# Data entries
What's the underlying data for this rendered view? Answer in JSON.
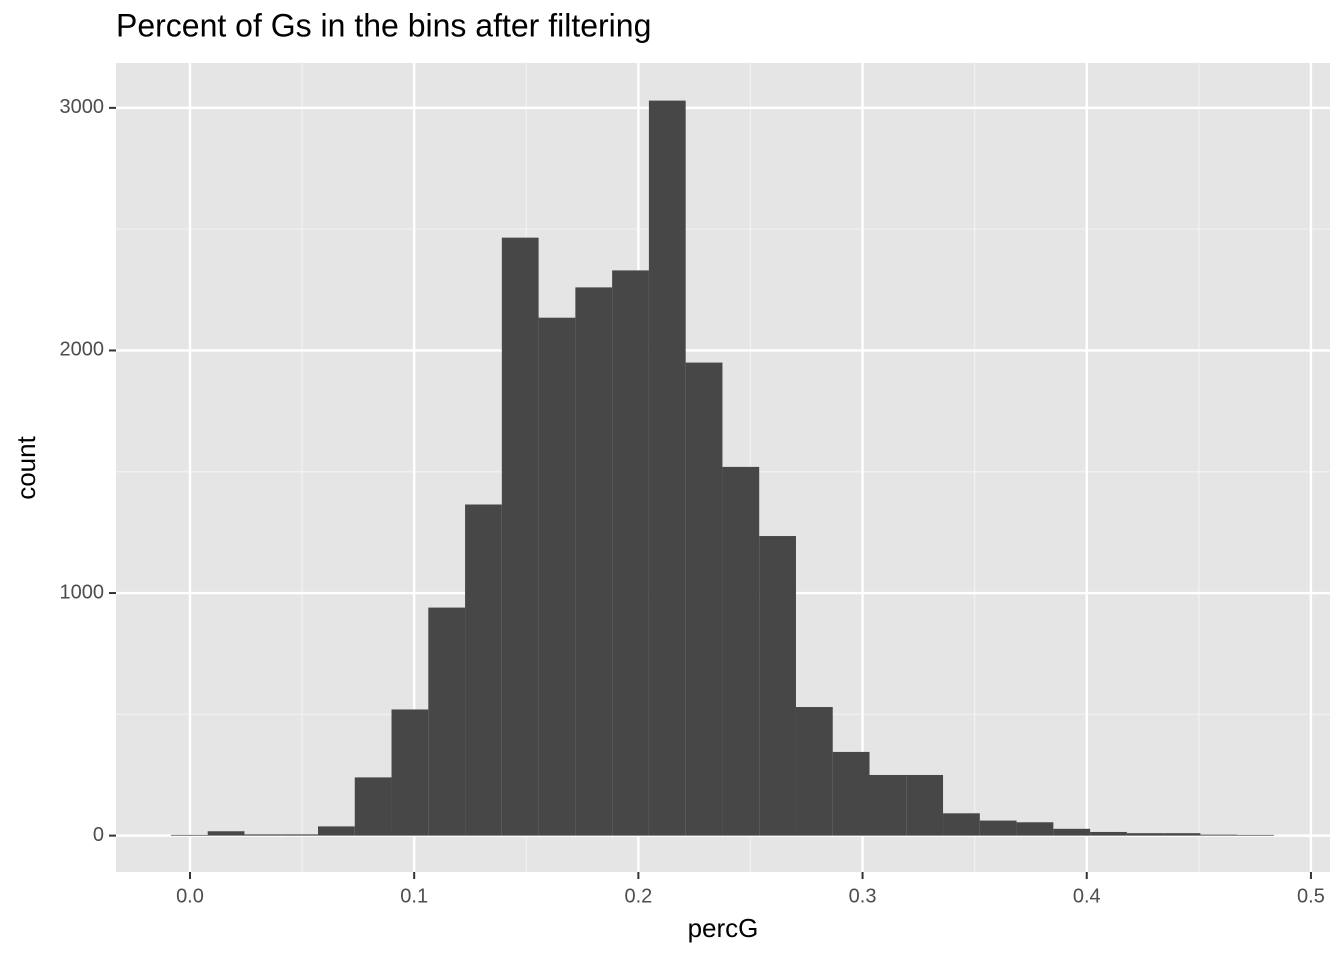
{
  "chart_data": {
    "type": "histogram",
    "title": "Percent of Gs in the bins after filtering",
    "x_label": "percG",
    "y_label": "count",
    "bins": [
      -0.0085,
      0.0079,
      0.0243,
      0.0407,
      0.0571,
      0.0735,
      0.0899,
      0.1063,
      0.1227,
      0.1391,
      0.1555,
      0.1719,
      0.1883,
      0.2047,
      0.2211,
      0.2375,
      0.2539,
      0.2703,
      0.2867,
      0.3031,
      0.3195,
      0.3359,
      0.3523,
      0.3687,
      0.3851,
      0.4015,
      0.4179,
      0.4343,
      0.4507,
      0.4671,
      0.4835
    ],
    "values": [
      3,
      18,
      5,
      5,
      38,
      240,
      520,
      940,
      1365,
      2465,
      2135,
      2260,
      2330,
      3030,
      1950,
      1520,
      1235,
      530,
      345,
      250,
      250,
      92,
      62,
      55,
      28,
      15,
      10,
      10,
      4,
      3
    ],
    "color": "#474747",
    "xlim": [
      -0.033,
      0.5085
    ],
    "ylim": [
      -150,
      3185
    ],
    "xticks": [
      {
        "value": 0,
        "label": "0.0"
      },
      0.1,
      0.2,
      0.3,
      0.4,
      0.5
    ],
    "yticks": [
      0,
      1000,
      2000,
      3000
    ],
    "xminor": [
      0.05,
      0.15,
      0.25,
      0.35,
      0.45
    ],
    "yminor": [
      500,
      1500,
      2500
    ],
    "grid": true
  }
}
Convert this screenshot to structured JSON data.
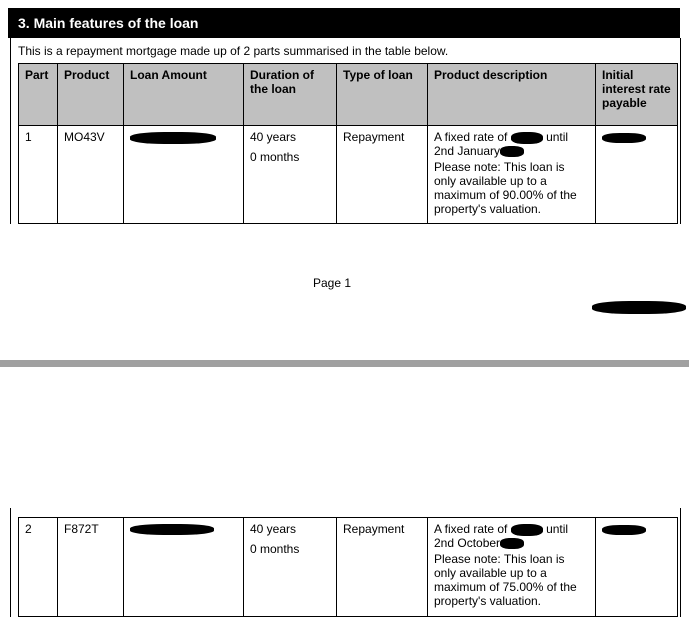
{
  "section_title": "3. Main features of the loan",
  "intro": "This is a repayment mortgage made up of 2 parts summarised in the table below.",
  "columns": [
    "Part",
    "Product",
    "Loan Amount",
    "Duration of the loan",
    "Type of loan",
    "Product description",
    "Initial interest rate payable"
  ],
  "rows": [
    {
      "part": "1",
      "product": "MO43V",
      "years": "40 years",
      "months": "0 months",
      "type": "Repayment",
      "desc_line1": "A fixed rate of",
      "desc_until": "until",
      "desc_line2": "2nd January",
      "note": "Please note: This loan is only available up to a maximum of 90.00% of the property's valuation."
    },
    {
      "part": "2",
      "product": "F872T",
      "years": "40 years",
      "months": "0 months",
      "type": "Repayment",
      "desc_line1": "A fixed rate of",
      "desc_until": "until",
      "desc_line2": "2nd October",
      "note": "Please note: This loan is only available up to a maximum of 75.00% of the property's valuation."
    }
  ],
  "page_label": "Page 1",
  "colors": {
    "header_bg": "#000000",
    "table_header_bg": "#c0c0c0",
    "page_separator": "#a0a0a0"
  }
}
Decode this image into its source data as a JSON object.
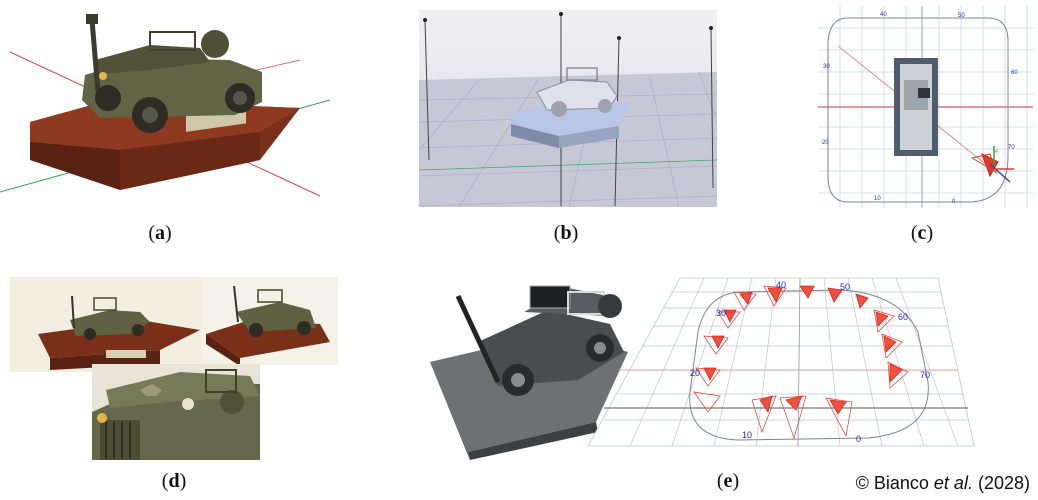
{
  "captions": {
    "a": {
      "open": "(",
      "letter": "a",
      "close": ")"
    },
    "b": {
      "open": "(",
      "letter": "b",
      "close": ")"
    },
    "c": {
      "open": "(",
      "letter": "c",
      "close": ")"
    },
    "d": {
      "open": "(",
      "letter": "d",
      "close": ")"
    },
    "e": {
      "open": "(",
      "letter": "e",
      "close": ")"
    }
  },
  "panel_c": {
    "labels": [
      "40",
      "50",
      "30",
      "60",
      "20",
      "70",
      "10",
      "0"
    ],
    "small_labels": [
      "4"
    ]
  },
  "panel_e": {
    "labels": [
      "40",
      "50",
      "30",
      "60",
      "20",
      "70",
      "10",
      "0"
    ]
  },
  "credit": {
    "prefix": "© Bianco ",
    "etal": "et al.",
    "year": " (2028)"
  },
  "colors": {
    "olive": "#5f6142",
    "wood": "#6e2a17",
    "grid_blue": "#c9d7e8",
    "camera_red": "#e23b2c",
    "label_blue": "#1a2bd8"
  }
}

# The exercise
The records above should be reproduced exactly, with no pictures included.

# Expected answer
What's the underlying data for this rendered view? Answer in JSON.
{
  "chart_data": {
    "type": "histogram",
    "title": "Percent of Gs in the bins after filtering",
    "x_label": "percG",
    "y_label": "count",
    "bins": [
      -0.0085,
      0.0079,
      0.0243,
      0.0407,
      0.0571,
      0.0735,
      0.0899,
      0.1063,
      0.1227,
      0.1391,
      0.1555,
      0.1719,
      0.1883,
      0.2047,
      0.2211,
      0.2375,
      0.2539,
      0.2703,
      0.2867,
      0.3031,
      0.3195,
      0.3359,
      0.3523,
      0.3687,
      0.3851,
      0.4015,
      0.4179,
      0.4343,
      0.4507,
      0.4671,
      0.4835
    ],
    "values": [
      3,
      18,
      5,
      5,
      38,
      240,
      520,
      940,
      1365,
      2465,
      2135,
      2260,
      2330,
      3030,
      1950,
      1520,
      1235,
      530,
      345,
      250,
      250,
      92,
      62,
      55,
      28,
      15,
      10,
      10,
      4,
      3
    ],
    "color": "#474747",
    "xlim": [
      -0.033,
      0.5085
    ],
    "ylim": [
      -150,
      3185
    ],
    "xticks": [
      {
        "value": 0,
        "label": "0.0"
      },
      0.1,
      0.2,
      0.3,
      0.4,
      0.5
    ],
    "yticks": [
      0,
      1000,
      2000,
      3000
    ],
    "xminor": [
      0.05,
      0.15,
      0.25,
      0.35,
      0.45
    ],
    "yminor": [
      500,
      1500,
      2500
    ],
    "grid": true
  }
}
Convert this screenshot to structured JSON data.
{
  "section_title": "3. Main features of the loan",
  "intro": "This is a repayment mortgage made up of 2 parts summarised in the table below.",
  "columns": [
    "Part",
    "Product",
    "Loan Amount",
    "Duration of the loan",
    "Type of loan",
    "Product description",
    "Initial interest rate payable"
  ],
  "rows": [
    {
      "part": "1",
      "product": "MO43V",
      "years": "40 years",
      "months": "0 months",
      "type": "Repayment",
      "desc_line1": "A fixed rate of",
      "desc_until": "until",
      "desc_line2": "2nd January",
      "note": "Please note: This loan is only available up to a maximum of 90.00% of the property's valuation."
    },
    {
      "part": "2",
      "product": "F872T",
      "years": "40 years",
      "months": "0 months",
      "type": "Repayment",
      "desc_line1": "A fixed rate of",
      "desc_until": "until",
      "desc_line2": "2nd October",
      "note": "Please note: This loan is only available up to a maximum of 75.00% of the property's valuation."
    }
  ],
  "page_label": "Page 1",
  "colors": {
    "header_bg": "#000000",
    "table_header_bg": "#c0c0c0",
    "page_separator": "#a0a0a0"
  }
}
Decode this image into its source data as a JSON object.
{
  "captions": {
    "a": {
      "open": "(",
      "letter": "a",
      "close": ")"
    },
    "b": {
      "open": "(",
      "letter": "b",
      "close": ")"
    },
    "c": {
      "open": "(",
      "letter": "c",
      "close": ")"
    },
    "d": {
      "open": "(",
      "letter": "d",
      "close": ")"
    },
    "e": {
      "open": "(",
      "letter": "e",
      "close": ")"
    }
  },
  "panel_c": {
    "labels": [
      "40",
      "50",
      "30",
      "60",
      "20",
      "70",
      "10",
      "0"
    ],
    "small_labels": [
      "4"
    ]
  },
  "panel_e": {
    "labels": [
      "40",
      "50",
      "30",
      "60",
      "20",
      "70",
      "10",
      "0"
    ]
  },
  "credit": {
    "prefix": "© Bianco ",
    "etal": "et al.",
    "year": " (2028)"
  },
  "colors": {
    "olive": "#5f6142",
    "wood": "#6e2a17",
    "grid_blue": "#c9d7e8",
    "camera_red": "#e23b2c",
    "label_blue": "#1a2bd8"
  }
}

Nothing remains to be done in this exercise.